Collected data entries

>>

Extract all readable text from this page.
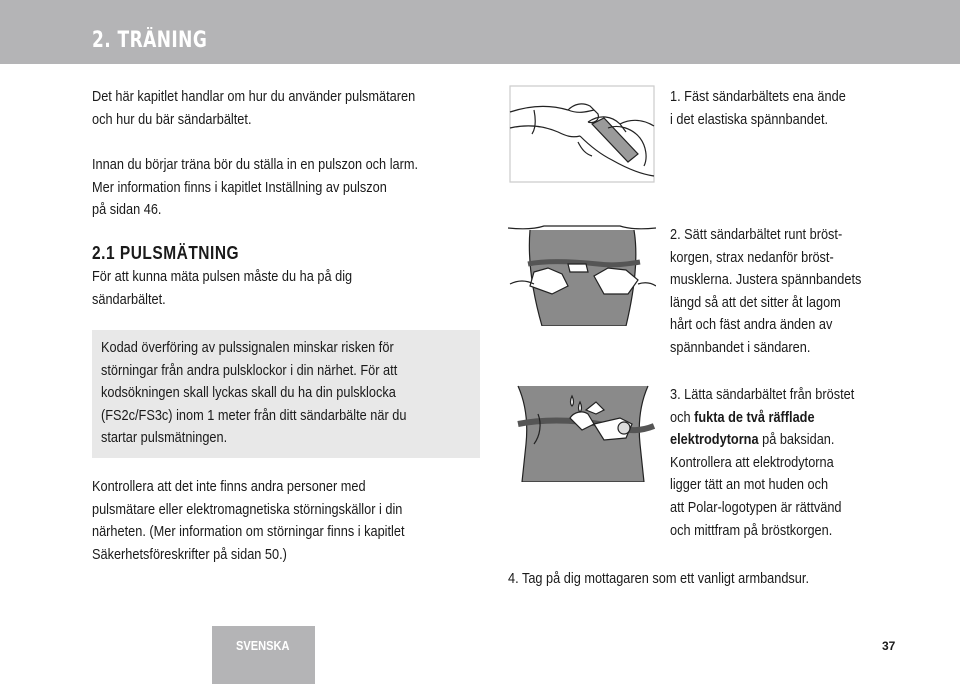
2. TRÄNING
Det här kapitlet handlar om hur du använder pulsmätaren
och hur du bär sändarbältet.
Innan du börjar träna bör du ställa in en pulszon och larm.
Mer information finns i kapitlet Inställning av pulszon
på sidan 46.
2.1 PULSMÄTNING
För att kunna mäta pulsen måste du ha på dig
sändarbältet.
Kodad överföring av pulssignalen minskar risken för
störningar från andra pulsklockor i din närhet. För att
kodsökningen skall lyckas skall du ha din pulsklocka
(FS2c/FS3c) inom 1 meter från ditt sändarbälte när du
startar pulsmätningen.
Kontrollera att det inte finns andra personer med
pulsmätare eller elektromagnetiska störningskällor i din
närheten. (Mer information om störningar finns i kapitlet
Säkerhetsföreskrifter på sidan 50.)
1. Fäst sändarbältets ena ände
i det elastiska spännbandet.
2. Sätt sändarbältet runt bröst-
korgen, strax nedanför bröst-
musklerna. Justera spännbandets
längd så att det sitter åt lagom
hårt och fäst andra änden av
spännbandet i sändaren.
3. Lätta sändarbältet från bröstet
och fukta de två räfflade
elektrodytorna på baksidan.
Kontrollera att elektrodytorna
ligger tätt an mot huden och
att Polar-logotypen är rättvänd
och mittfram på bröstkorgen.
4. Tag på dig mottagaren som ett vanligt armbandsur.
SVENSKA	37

<<

◆ What is expected
Count the lines above in which the word "från" appears, then state only that count.

◆ Written answer
3